[Rows from a layout dataset]

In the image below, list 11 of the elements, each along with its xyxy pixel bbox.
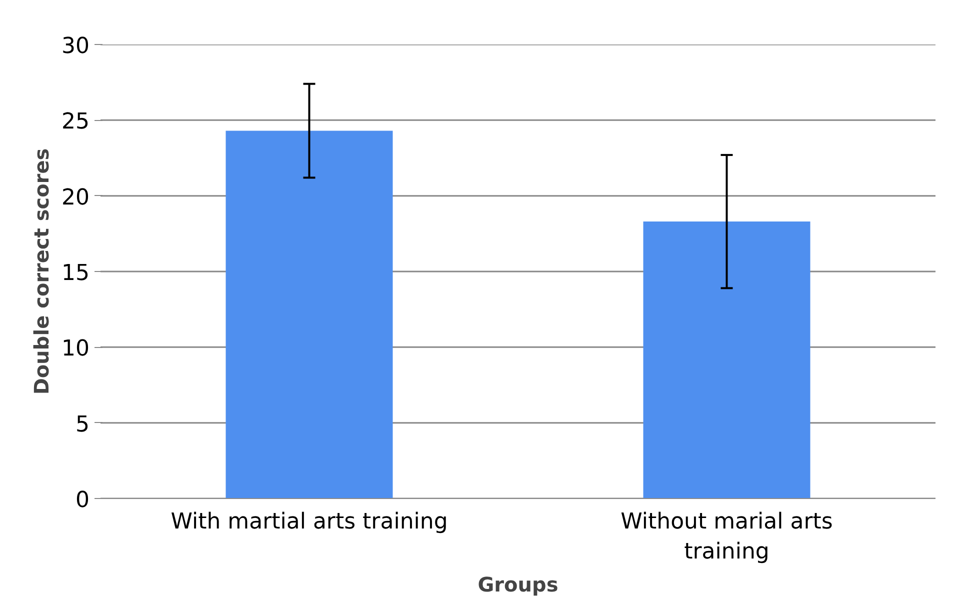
y-tick-label: 15 <box>62 261 90 286</box>
y-tick-label: 5 <box>76 412 90 438</box>
y-tick-label: 20 <box>62 185 90 210</box>
y-tick-label: 0 <box>76 488 90 513</box>
y-axis-title: Double correct scores <box>30 148 54 395</box>
x-tick-label: With martial arts training <box>170 510 448 534</box>
x-tick-label: Without marial arts training <box>620 510 833 564</box>
y-tick-label: 10 <box>62 336 90 362</box>
y-tick-label: 25 <box>62 110 90 135</box>
x-axis-title: Groups <box>478 572 558 596</box>
y-tick-label: 30 <box>62 34 90 59</box>
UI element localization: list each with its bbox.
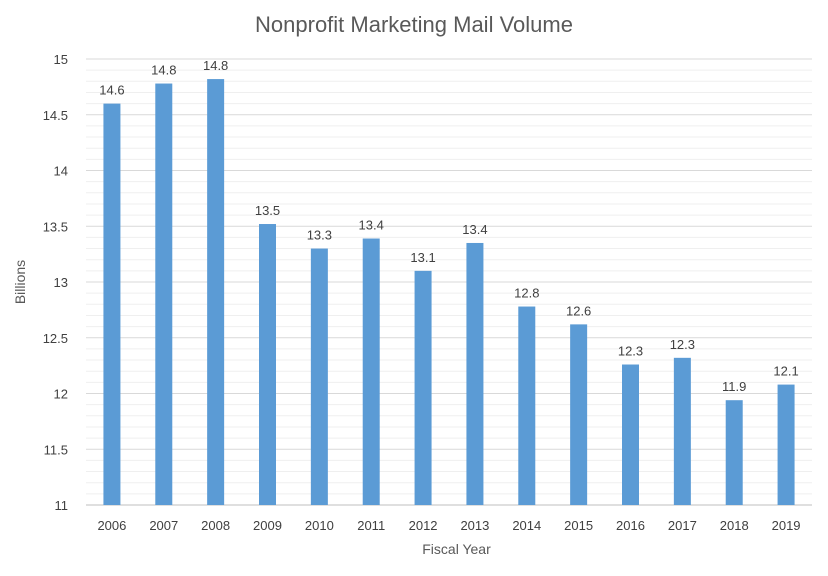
x-tick-label: 2011 [357,518,385,533]
x-tick-label: 2012 [409,518,438,533]
data-label: 13.4 [359,218,384,233]
x-tick-label: 2013 [460,518,489,533]
data-label: 12.6 [566,303,591,318]
data-label: 13.1 [410,250,435,265]
bar [259,224,276,505]
bar [103,103,121,505]
x-tick-label: 2009 [253,518,282,533]
x-axis-label: Fiscal Year [422,541,491,557]
bar [466,242,484,505]
data-label: 13.4 [462,222,487,237]
x-tick-label: 2014 [512,518,541,533]
bar [155,83,173,505]
data-label: 13.3 [307,228,332,243]
bar [777,384,795,505]
bar [725,400,743,505]
x-tick-label: 2006 [97,518,126,533]
x-tick-label: 2008 [201,518,230,533]
bar [207,79,225,505]
data-label: 12.3 [618,344,643,359]
data-label: 12.1 [773,364,798,379]
y-tick-label: 14.5 [43,108,68,123]
bar [414,270,432,505]
bar [518,306,536,505]
y-tick-label: 15 [54,52,68,67]
chart-title: Nonprofit Marketing Mail Volume [255,12,573,37]
bar [673,357,691,505]
y-tick-label: 12.5 [43,331,68,346]
y-tick-label: 11 [55,498,69,513]
y-tick-label: 12 [54,387,68,402]
y-tick-label: 13 [54,275,68,290]
data-label: 14.8 [203,58,228,73]
x-tick-label: 2018 [720,518,749,533]
data-label: 14.6 [99,83,124,98]
x-tick-label: 2019 [772,518,801,533]
y-tick-label: 11.5 [44,442,68,457]
bar [310,248,328,506]
data-label: 13.5 [255,203,280,218]
y-tick-label: 14 [54,164,68,179]
data-label: 14.8 [151,63,176,78]
bar [570,324,588,505]
x-tick-label: 2017 [668,518,697,533]
data-label: 12.3 [670,337,695,352]
y-tick-label: 13.5 [43,219,68,234]
x-tick-label: 2015 [564,518,593,533]
x-tick-label: 2010 [305,518,334,533]
data-label: 12.8 [514,286,539,301]
x-tick-label: 2007 [149,518,178,533]
bar [362,238,380,505]
x-tick-label: 2016 [616,518,645,533]
bar [622,364,639,505]
data-label: 11.9 [722,379,746,394]
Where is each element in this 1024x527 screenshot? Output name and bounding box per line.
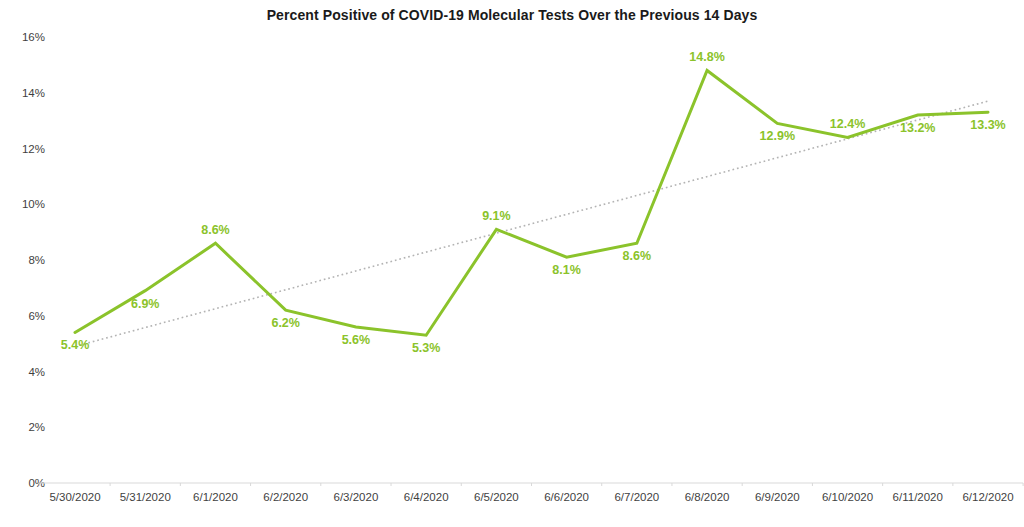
x-axis-tick-label: 6/8/2020 [685, 491, 730, 503]
data-label: 5.3% [412, 341, 441, 355]
x-axis-tick-label: 6/3/2020 [334, 491, 379, 503]
data-label: 13.2% [900, 121, 935, 135]
data-label: 6.2% [271, 316, 300, 330]
y-axis-tick-label: 6% [28, 310, 45, 322]
x-axis-tick-label: 6/1/2020 [193, 491, 238, 503]
data-label: 12.4% [830, 117, 865, 131]
y-axis-tick-label: 14% [22, 87, 45, 99]
y-axis-tick-label: 8% [28, 254, 45, 266]
x-axis-tick-label: 6/5/2020 [474, 491, 519, 503]
x-axis-tick-label: 6/7/2020 [614, 491, 659, 503]
chart-container: Percent Positive of COVID-19 Molecular T… [0, 0, 1024, 527]
chart-canvas: 0%2%4%6%8%10%12%14%16%5/30/20205/31/2020… [0, 0, 1024, 527]
y-axis-tick-label: 2% [28, 421, 45, 433]
x-axis-tick-label: 5/31/2020 [120, 491, 171, 503]
x-axis-tick-label: 6/2/2020 [263, 491, 308, 503]
x-axis-tick-label: 6/4/2020 [404, 491, 449, 503]
data-label: 8.6% [201, 223, 230, 237]
y-axis-tick-label: 16% [22, 31, 45, 43]
data-label: 5.6% [342, 333, 371, 347]
data-label: 5.4% [61, 338, 90, 352]
y-axis-tick-label: 10% [22, 198, 45, 210]
data-label: 8.6% [623, 249, 652, 263]
data-label: 12.9% [760, 129, 795, 143]
x-axis-tick-label: 6/11/2020 [893, 491, 943, 503]
data-label: 8.1% [552, 263, 581, 277]
x-axis-tick-label: 6/6/2020 [544, 491, 589, 503]
data-label: 14.8% [689, 50, 724, 64]
x-axis-tick-label: 6/9/2020 [755, 491, 800, 503]
y-axis-tick-label: 4% [28, 366, 45, 378]
x-axis-tick-label: 6/12/2020 [962, 491, 1013, 503]
x-axis-tick-label: 5/30/2020 [49, 491, 100, 503]
data-label: 6.9% [131, 297, 160, 311]
data-label: 13.3% [970, 118, 1005, 132]
x-axis-tick-label: 6/10/2020 [822, 491, 873, 503]
y-axis-tick-label: 12% [22, 143, 45, 155]
series-line [75, 70, 988, 335]
data-label: 9.1% [482, 209, 511, 223]
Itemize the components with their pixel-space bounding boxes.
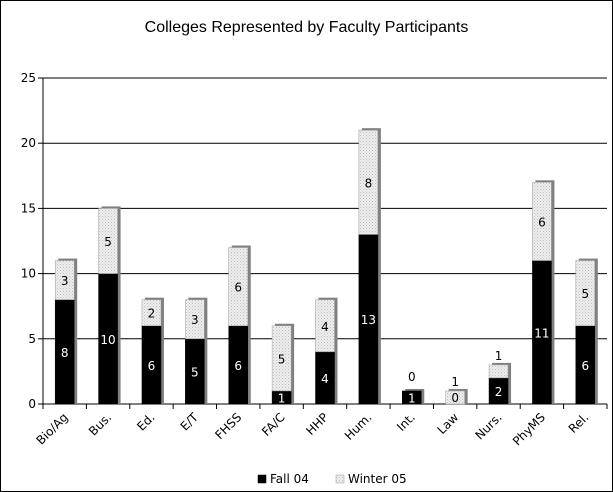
data-label-fall-04-ed: 6 — [148, 359, 156, 373]
bar-winter-05-nurs — [488, 364, 509, 379]
bar-winter-05-e-t — [185, 299, 205, 340]
x-tick-label-ed: Ed. — [134, 410, 157, 433]
x-tick-label-phyms: PhyMS — [510, 410, 548, 448]
data-label-winter-05-hum: 8 — [365, 176, 373, 190]
data-label-fall-04-hum: 13 — [361, 313, 376, 327]
data-label-fall-04-bio-ag: 8 — [61, 346, 69, 360]
data-label-fall-04-bus: 10 — [100, 333, 115, 347]
y-tick-label-15: 15 — [21, 201, 36, 215]
axes — [38, 77, 608, 409]
bar-winter-05-hhp — [315, 299, 335, 353]
data-label-winter-05-nurs: 1 — [495, 349, 503, 363]
data-label-fall-04-phyms: 11 — [534, 326, 549, 340]
bar-winter-05-law — [445, 390, 465, 405]
legend-swatch-fall-04 — [257, 474, 267, 484]
data-label-winter-05-phyms: 6 — [538, 215, 546, 229]
bar-winter-05-fhss — [228, 247, 248, 327]
legend: Fall 04 Winter 05 — [257, 472, 407, 486]
y-tick-label-25: 25 — [21, 71, 36, 85]
data-label-fall-04-rel: 6 — [581, 359, 589, 373]
x-tick-label-rel: Rel. — [566, 410, 592, 436]
data-label-winter-05-ed: 2 — [148, 307, 156, 321]
data-label-winter-05-fhss: 6 — [234, 281, 242, 295]
x-tick-label-hhp: HHP — [303, 410, 331, 438]
bar-fall-04-int — [402, 390, 422, 405]
data-label-fall-04-hhp: 4 — [321, 372, 329, 386]
bar-winter-05-ed — [141, 299, 162, 327]
bar-winter-05-bus — [98, 208, 118, 274]
data-label-fall-04-law: 0 — [451, 391, 459, 405]
data-label-winter-05-bio-ag: 3 — [61, 274, 69, 288]
data-label-winter-05-bus: 5 — [104, 235, 112, 249]
data-label-winter-05-hhp: 4 — [321, 320, 329, 334]
x-tick-label-int: Int. — [394, 410, 418, 434]
y-tick-label-5: 5 — [28, 332, 36, 346]
bar-winter-05-rel — [575, 260, 596, 327]
data-label-winter-05-law: 1 — [451, 375, 459, 389]
data-label-fall-04-fhss: 6 — [234, 359, 242, 373]
data-label-winter-05-e-t: 3 — [191, 313, 199, 327]
data-label-winter-05-rel: 5 — [581, 287, 589, 301]
data-label-fall-04-int: 1 — [408, 391, 416, 405]
y-tick-label-20: 20 — [21, 136, 36, 150]
data-label-fall-04-fa-c: 1 — [278, 391, 286, 405]
bar-winter-05-fa-c — [271, 325, 292, 392]
bar-winter-05-hum — [358, 129, 379, 235]
data-label-winter-05-int: 0 — [408, 370, 416, 384]
x-tick-label-law: Law — [435, 410, 462, 437]
x-tick-label-fhss: FHSS — [212, 410, 244, 442]
data-label-winter-05-fa-c: 5 — [278, 352, 286, 366]
data-label-fall-04-e-t: 5 — [191, 365, 199, 379]
bar-winter-05-bio-ag — [54, 260, 75, 300]
x-tick-label-nurs: Nurs. — [472, 410, 504, 442]
legend-label-fall-04: Fall 04 — [270, 472, 309, 486]
y-tick-label-0: 0 — [28, 397, 36, 411]
legend-swatch-winter-05 — [335, 474, 345, 484]
chart-title: Colleges Represented by Faculty Particip… — [144, 19, 469, 36]
x-tick-label-hum: Hum. — [342, 410, 375, 443]
y-tick-label-10: 10 — [21, 267, 36, 281]
x-tick-label-fa-c: FA/C — [259, 410, 288, 439]
bar-winter-05-phyms — [532, 182, 552, 261]
bars — [54, 128, 598, 405]
x-tick-label-bus: Bus. — [86, 410, 114, 438]
legend-label-winter-05: Winter 05 — [348, 472, 407, 486]
x-tick-label-e-t: E/T — [178, 410, 202, 434]
x-tick-label-bio-ag: Bio/Ag — [33, 410, 70, 447]
data-label-fall-04-nurs: 2 — [495, 385, 503, 399]
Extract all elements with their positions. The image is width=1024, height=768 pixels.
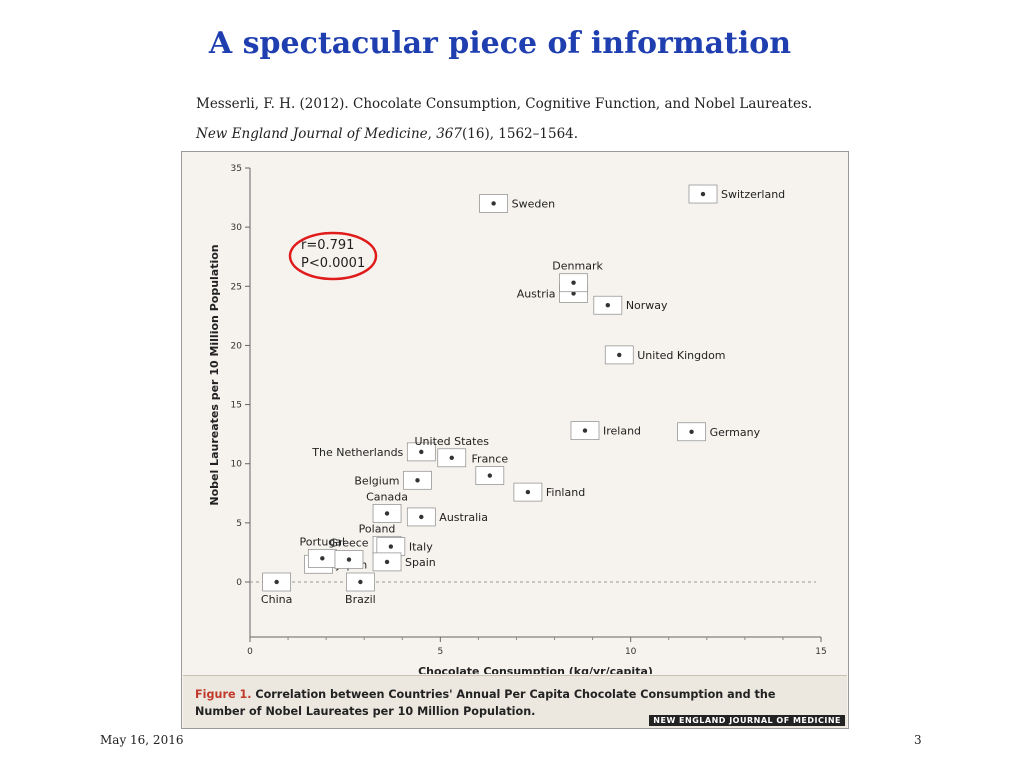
y-axis-label: Nobel Laureates per 10 Million Populatio…	[208, 244, 221, 505]
point-dot	[487, 473, 493, 478]
annotation-r: r=0.791	[301, 238, 354, 253]
x-tick-label: 5	[437, 647, 443, 657]
citation-rest: (16), 1562–1564.	[462, 126, 579, 142]
country-label: Switzerland	[721, 188, 785, 201]
point-dot	[700, 191, 706, 197]
correlation-annotation: r=0.791 P<0.0001	[288, 231, 378, 281]
point-france: France	[472, 453, 509, 485]
point-denmark: Denmark	[552, 260, 603, 293]
citation-line-1: Messerli, F. H. (2012). Chocolate Consum…	[196, 96, 813, 112]
country-label: The Netherlands	[311, 446, 403, 459]
figure-panel: 0 5 10 15 20 25 30 35 0 5 10 15 Chocolate Consumptio…	[181, 151, 849, 729]
point-norway: Norway	[593, 295, 668, 315]
caption-label: Figure 1.	[195, 688, 252, 701]
point-canada: Canada	[366, 490, 408, 523]
country-label: Poland	[359, 522, 396, 535]
country-label: Brazil	[345, 593, 376, 606]
country-label: Ireland	[603, 425, 641, 438]
point-switzerland: Switzerland	[688, 184, 785, 204]
citation-line-2: New England Journal of Medicine, 367(16)…	[196, 126, 579, 142]
point-australia: Australia	[406, 507, 488, 527]
point-dot	[388, 544, 394, 549]
point-dot	[605, 303, 611, 308]
y-tick-label: 35	[231, 164, 242, 174]
country-label: Finland	[546, 486, 585, 499]
point-spain: Spain	[372, 552, 436, 572]
point-ireland: Ireland	[570, 421, 641, 440]
point-dot	[346, 557, 352, 562]
y-tick-label: 20	[231, 341, 243, 351]
y-tick-label: 0	[236, 578, 242, 588]
point-sweden: Sweden	[479, 194, 555, 213]
country-label: Australia	[439, 511, 488, 524]
point-dot	[384, 559, 390, 565]
country-label: Italy	[409, 541, 433, 554]
y-tick-label: 10	[231, 460, 243, 470]
highlight-circle	[288, 231, 378, 281]
point-dot	[617, 352, 622, 358]
y-tick-label: 30	[231, 223, 243, 233]
x-tick-label: 0	[247, 647, 253, 657]
point-china: China	[261, 572, 292, 606]
country-label: Belgium	[354, 474, 399, 487]
y-tick-label: 25	[231, 282, 242, 292]
caption-text: Correlation between Countries' Annual Pe…	[195, 688, 776, 718]
point-germany: Germany	[677, 422, 761, 442]
annotation-p: P<0.0001	[301, 256, 365, 271]
y-tick-label: 5	[236, 519, 242, 529]
data-points: ChinaJapanBrazilPortugalGreecePolandItal…	[261, 184, 785, 606]
country-label: Greece	[329, 537, 368, 550]
point-dot	[491, 201, 496, 206]
point-belgium: Belgium	[354, 470, 432, 490]
axes: 0 5 10 15 20 25 30 35 0 5 10 15 Chocolate Consumptio…	[208, 164, 827, 674]
point-greece: Greece	[329, 537, 369, 569]
point-dot	[415, 478, 420, 483]
point-dot	[571, 280, 576, 285]
x-tick-label: 15	[815, 647, 826, 657]
point-the-netherlands: The Netherlands	[311, 442, 436, 462]
point-united-kingdom: United Kingdom	[604, 345, 726, 365]
country-label: Denmark	[552, 260, 603, 273]
citation-journal: New England Journal of Medicine	[196, 126, 428, 142]
y-tick-label: 15	[231, 401, 242, 411]
point-italy: Italy	[376, 537, 433, 556]
point-dot	[274, 579, 279, 585]
point-portugal: Portugal	[300, 535, 346, 568]
footer-date: May 16, 2016	[100, 733, 184, 747]
country-label: Portugal	[300, 535, 346, 548]
x-axis-label: Chocolate Consumption (kg/yr/capita)	[418, 665, 653, 674]
x-tick-label: 10	[625, 647, 637, 657]
point-dot	[582, 428, 588, 433]
point-dot	[320, 556, 325, 561]
country-label: Germany	[710, 426, 761, 439]
figure-caption: Figure 1. Correlation between Countries'…	[195, 686, 825, 720]
point-dot	[358, 579, 363, 585]
citation-volume: 367	[436, 126, 462, 142]
point-brazil: Brazil	[345, 572, 376, 606]
country-label: Sweden	[512, 197, 555, 210]
point-finland: Finland	[513, 482, 585, 502]
point-dot	[689, 429, 694, 434]
point-dot	[419, 449, 424, 455]
point-dot	[449, 455, 454, 460]
page-number: 3	[914, 733, 922, 747]
point-dot	[571, 291, 576, 296]
scatter-plot: 0 5 10 15 20 25 30 35 0 5 10 15 Chocolate Consumptio…	[208, 164, 827, 674]
point-dot	[525, 489, 531, 495]
country-label: France	[472, 453, 509, 466]
country-label: United Kingdom	[637, 349, 725, 362]
country-label: United States	[415, 435, 490, 448]
point-dot	[384, 511, 390, 516]
country-label: Canada	[366, 490, 408, 503]
country-label: Austria	[517, 287, 556, 300]
slide-title: A spectacular piece of information	[208, 26, 792, 61]
country-label: Norway	[626, 299, 668, 312]
point-dot	[419, 514, 424, 520]
caption-box: Figure 1. Correlation between Countries'…	[183, 675, 847, 728]
country-label: Spain	[405, 556, 436, 569]
journal-mark: NEW ENGLAND JOURNAL OF MEDICINE	[649, 715, 845, 726]
point-united-states: United States	[415, 435, 490, 468]
country-label: China	[261, 593, 292, 606]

[What this task involves] Reproduce the part of the records that opens with the line containing "y-axis-label: Nobel Laureates" and closes with the line containing "552, 436, 572]", changing every "country-label" to "nation-label" and keeping everything else the same.

[Solved exercise]
y-axis-label: Nobel Laureates per 10 Million Populatio…	[208, 244, 221, 505]
point-dot	[487, 473, 493, 478]
annotation-r: r=0.791	[301, 238, 354, 253]
x-tick-label: 5	[437, 647, 443, 657]
citation-rest: (16), 1562–1564.	[462, 126, 579, 142]
nation-label: Switzerland	[721, 188, 785, 201]
point-dot	[700, 191, 706, 197]
correlation-annotation: r=0.791 P<0.0001	[288, 231, 378, 281]
point-france: France	[472, 453, 509, 485]
point-denmark: Denmark	[552, 260, 603, 293]
citation-line-1: Messerli, F. H. (2012). Chocolate Consum…	[196, 96, 813, 112]
nation-label: The Netherlands	[311, 446, 403, 459]
figure-panel: 0 5 10 15 20 25 30 35 0 5 10 15 Chocolate Consumptio…	[181, 151, 849, 729]
point-norway: Norway	[593, 295, 668, 315]
caption-label: Figure 1.	[195, 688, 252, 701]
point-canada: Canada	[366, 490, 408, 523]
nation-label: Poland	[359, 522, 396, 535]
nation-label: Brazil	[345, 593, 376, 606]
nation-label: Ireland	[603, 425, 641, 438]
point-switzerland: Switzerland	[688, 184, 785, 204]
citation-line-2: New England Journal of Medicine, 367(16)…	[196, 126, 579, 142]
point-australia: Australia	[406, 507, 488, 527]
point-dot	[388, 544, 394, 549]
point-dot	[605, 303, 611, 308]
y-tick-label: 35	[231, 164, 242, 174]
nation-label: Finland	[546, 486, 585, 499]
point-spain: Spain	[372, 552, 436, 572]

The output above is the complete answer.